Would you extract the whole listing below and retype it exactly?

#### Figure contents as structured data
┄┄┄┄┄┄┄┄┄┄┄┄┄┄┄┄┄┄┄┄
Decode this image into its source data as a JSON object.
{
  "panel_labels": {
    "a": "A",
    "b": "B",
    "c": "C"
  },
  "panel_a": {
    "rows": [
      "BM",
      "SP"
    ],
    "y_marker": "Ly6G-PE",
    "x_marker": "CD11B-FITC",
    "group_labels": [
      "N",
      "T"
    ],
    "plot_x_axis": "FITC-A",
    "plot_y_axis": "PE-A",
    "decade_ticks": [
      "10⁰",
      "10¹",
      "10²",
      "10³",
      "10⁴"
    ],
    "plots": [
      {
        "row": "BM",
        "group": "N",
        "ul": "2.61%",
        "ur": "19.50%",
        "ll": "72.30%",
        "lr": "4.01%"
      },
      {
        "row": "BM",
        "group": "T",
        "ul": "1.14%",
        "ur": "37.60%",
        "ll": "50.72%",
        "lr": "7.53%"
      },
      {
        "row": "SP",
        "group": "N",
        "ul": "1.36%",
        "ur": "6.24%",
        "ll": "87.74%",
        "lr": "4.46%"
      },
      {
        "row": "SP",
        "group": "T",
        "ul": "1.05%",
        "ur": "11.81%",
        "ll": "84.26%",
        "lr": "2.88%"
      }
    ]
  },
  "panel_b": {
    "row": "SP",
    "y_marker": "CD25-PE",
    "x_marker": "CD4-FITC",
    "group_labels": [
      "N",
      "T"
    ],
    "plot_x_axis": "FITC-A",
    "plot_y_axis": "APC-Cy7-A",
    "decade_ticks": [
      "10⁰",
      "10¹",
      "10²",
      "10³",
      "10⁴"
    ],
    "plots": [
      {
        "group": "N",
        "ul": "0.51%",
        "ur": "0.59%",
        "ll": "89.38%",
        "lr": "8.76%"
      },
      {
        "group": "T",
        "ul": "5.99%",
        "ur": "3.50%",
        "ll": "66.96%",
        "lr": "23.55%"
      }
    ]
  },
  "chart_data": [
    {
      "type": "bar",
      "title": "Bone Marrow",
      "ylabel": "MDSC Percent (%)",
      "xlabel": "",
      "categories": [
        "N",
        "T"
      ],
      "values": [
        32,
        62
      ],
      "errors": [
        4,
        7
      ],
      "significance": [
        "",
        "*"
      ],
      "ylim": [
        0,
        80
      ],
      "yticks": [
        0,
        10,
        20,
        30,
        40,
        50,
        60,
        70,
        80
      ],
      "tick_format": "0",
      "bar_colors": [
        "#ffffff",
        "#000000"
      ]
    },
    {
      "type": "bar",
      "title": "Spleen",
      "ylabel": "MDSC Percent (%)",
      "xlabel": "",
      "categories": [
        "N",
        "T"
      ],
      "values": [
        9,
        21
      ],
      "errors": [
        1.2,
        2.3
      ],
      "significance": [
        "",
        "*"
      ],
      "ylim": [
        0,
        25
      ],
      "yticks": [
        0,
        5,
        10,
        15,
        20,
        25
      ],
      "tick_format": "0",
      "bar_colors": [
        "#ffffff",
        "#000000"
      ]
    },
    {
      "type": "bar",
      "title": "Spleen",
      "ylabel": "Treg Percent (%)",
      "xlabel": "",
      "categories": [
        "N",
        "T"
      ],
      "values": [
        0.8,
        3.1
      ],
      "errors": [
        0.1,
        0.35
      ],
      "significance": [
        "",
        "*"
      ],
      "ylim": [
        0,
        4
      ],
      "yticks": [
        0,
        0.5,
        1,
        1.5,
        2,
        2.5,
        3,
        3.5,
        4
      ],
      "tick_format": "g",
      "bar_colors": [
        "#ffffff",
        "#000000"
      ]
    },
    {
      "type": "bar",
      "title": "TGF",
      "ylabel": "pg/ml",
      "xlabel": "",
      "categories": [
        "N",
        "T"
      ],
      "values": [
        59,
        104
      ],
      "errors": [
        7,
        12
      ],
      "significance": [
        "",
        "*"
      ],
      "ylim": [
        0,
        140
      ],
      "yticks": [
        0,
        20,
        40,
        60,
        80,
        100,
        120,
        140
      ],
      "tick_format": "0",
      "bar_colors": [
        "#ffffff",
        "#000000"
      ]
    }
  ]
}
┄┄┄┄┄┄┄┄┄┄┄┄┄┄┄┄┄┄┄┄
#### REPLY
Decode this image into its source data as a JSON object.
{
  "panel_labels": {
    "a": "A",
    "b": "B",
    "c": "C"
  },
  "panel_a": {
    "rows": [
      "BM",
      "SP"
    ],
    "y_marker": "Ly6G-PE",
    "x_marker": "CD11B-FITC",
    "group_labels": [
      "N",
      "T"
    ],
    "plot_x_axis": "FITC-A",
    "plot_y_axis": "PE-A",
    "decade_ticks": [
      "10⁰",
      "10¹",
      "10²",
      "10³",
      "10⁴"
    ],
    "plots": [
      {
        "row": "BM",
        "group": "N",
        "ul": "2.61%",
        "ur": "19.50%",
        "ll": "72.30%",
        "lr": "4.01%"
      },
      {
        "row": "BM",
        "group": "T",
        "ul": "1.14%",
        "ur": "37.60%",
        "ll": "50.72%",
        "lr": "7.53%"
      },
      {
        "row": "SP",
        "group": "N",
        "ul": "1.36%",
        "ur": "6.24%",
        "ll": "87.74%",
        "lr": "4.46%"
      },
      {
        "row": "SP",
        "group": "T",
        "ul": "1.05%",
        "ur": "11.81%",
        "ll": "84.26%",
        "lr": "2.88%"
      }
    ]
  },
  "panel_b": {
    "row": "SP",
    "y_marker": "CD25-PE",
    "x_marker": "CD4-FITC",
    "group_labels": [
      "N",
      "T"
    ],
    "plot_x_axis": "FITC-A",
    "plot_y_axis": "APC-Cy7-A",
    "decade_ticks": [
      "10⁰",
      "10¹",
      "10²",
      "10³",
      "10⁴"
    ],
    "plots": [
      {
        "group": "N",
        "ul": "0.51%",
        "ur": "0.59%",
        "ll": "89.38%",
        "lr": "8.76%"
      },
      {
        "group": "T",
        "ul": "5.99%",
        "ur": "3.50%",
        "ll": "66.96%",
        "lr": "23.55%"
      }
    ]
  },
  "chart_data": [
    {
      "type": "bar",
      "title": "Bone Marrow",
      "ylabel": "MDSC Percent (%)",
      "xlabel": "",
      "categories": [
        "N",
        "T"
      ],
      "values": [
        32,
        62
      ],
      "errors": [
        4,
        7
      ],
      "significance": [
        "",
        "*"
      ],
      "ylim": [
        0,
        80
      ],
      "yticks": [
        0,
        10,
        20,
        30,
        40,
        50,
        60,
        70,
        80
      ],
      "tick_format": "0",
      "bar_colors": [
        "#ffffff",
        "#000000"
      ]
    },
    {
      "type": "bar",
      "title": "Spleen",
      "ylabel": "MDSC Percent (%)",
      "xlabel": "",
      "categories": [
        "N",
        "T"
      ],
      "values": [
        9,
        21
      ],
      "errors": [
        1.2,
        2.3
      ],
      "significance": [
        "",
        "*"
      ],
      "ylim": [
        0,
        25
      ],
      "yticks": [
        0,
        5,
        10,
        15,
        20,
        25
      ],
      "tick_format": "0",
      "bar_colors": [
        "#ffffff",
        "#000000"
      ]
    },
    {
      "type": "bar",
      "title": "Spleen",
      "ylabel": "Treg Percent (%)",
      "xlabel": "",
      "categories": [
        "N",
        "T"
      ],
      "values": [
        0.8,
        3.1
      ],
      "errors": [
        0.1,
        0.35
      ],
      "significance": [
        "",
        "*"
      ],
      "ylim": [
        0,
        4
      ],
      "yticks": [
        0,
        0.5,
        1,
        1.5,
        2,
        2.5,
        3,
        3.5,
        4
      ],
      "tick_format": "g",
      "bar_colors": [
        "#ffffff",
        "#000000"
      ]
    },
    {
      "type": "bar",
      "title": "TGF",
      "ylabel": "pg/ml",
      "xlabel": "",
      "categories": [
        "N",
        "T"
      ],
      "values": [
        59,
        104
      ],
      "errors": [
        7,
        12
      ],
      "significance": [
        "",
        "*"
      ],
      "ylim": [
        0,
        140
      ],
      "yticks": [
        0,
        20,
        40,
        60,
        80,
        100,
        120,
        140
      ],
      "tick_format": "0",
      "bar_colors": [
        "#ffffff",
        "#000000"
      ]
    }
  ]
}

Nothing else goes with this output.